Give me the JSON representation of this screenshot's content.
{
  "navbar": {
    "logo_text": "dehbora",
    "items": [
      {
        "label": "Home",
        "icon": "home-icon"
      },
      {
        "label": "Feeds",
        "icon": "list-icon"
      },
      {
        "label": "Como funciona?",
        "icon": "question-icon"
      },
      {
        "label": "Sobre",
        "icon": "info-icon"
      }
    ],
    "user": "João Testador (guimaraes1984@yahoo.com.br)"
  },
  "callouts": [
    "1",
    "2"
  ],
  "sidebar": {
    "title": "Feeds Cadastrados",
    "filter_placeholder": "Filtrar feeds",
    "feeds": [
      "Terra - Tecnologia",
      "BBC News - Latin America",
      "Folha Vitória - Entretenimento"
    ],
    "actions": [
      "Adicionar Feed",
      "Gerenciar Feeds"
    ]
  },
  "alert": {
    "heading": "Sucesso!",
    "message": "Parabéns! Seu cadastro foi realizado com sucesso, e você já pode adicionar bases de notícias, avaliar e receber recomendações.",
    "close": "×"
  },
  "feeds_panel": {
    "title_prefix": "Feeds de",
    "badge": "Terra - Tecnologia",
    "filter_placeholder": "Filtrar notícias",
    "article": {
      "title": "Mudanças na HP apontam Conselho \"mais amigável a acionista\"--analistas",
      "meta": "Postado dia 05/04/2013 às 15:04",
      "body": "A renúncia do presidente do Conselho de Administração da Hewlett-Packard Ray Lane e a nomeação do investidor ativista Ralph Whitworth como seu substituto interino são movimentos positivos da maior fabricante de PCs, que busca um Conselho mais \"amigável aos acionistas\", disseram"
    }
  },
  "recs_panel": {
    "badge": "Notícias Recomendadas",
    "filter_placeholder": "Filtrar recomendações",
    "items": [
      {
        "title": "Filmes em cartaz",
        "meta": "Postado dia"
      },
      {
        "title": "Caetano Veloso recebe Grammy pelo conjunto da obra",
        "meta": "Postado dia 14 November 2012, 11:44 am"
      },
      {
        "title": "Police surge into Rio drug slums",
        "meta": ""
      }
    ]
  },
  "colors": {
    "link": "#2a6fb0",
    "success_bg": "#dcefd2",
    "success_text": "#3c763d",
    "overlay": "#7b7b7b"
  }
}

*Exercise objective*.
Find the lines containing "mais" and pull them out.

*The solution*.
      "title": "Mudanças na HP apontam Conselho \"mais amigável a acionista\"--analistas",
      "body": "A renúncia do presidente do Conselho de Administração da Hewlett-Packard Ray Lane e a nomeação do investidor ativista Ralph Whitworth como seu substituto interino são movimentos positivos da maior fabricante de PCs, que busca um Conselho mais \"amigável aos acionistas\", disseram"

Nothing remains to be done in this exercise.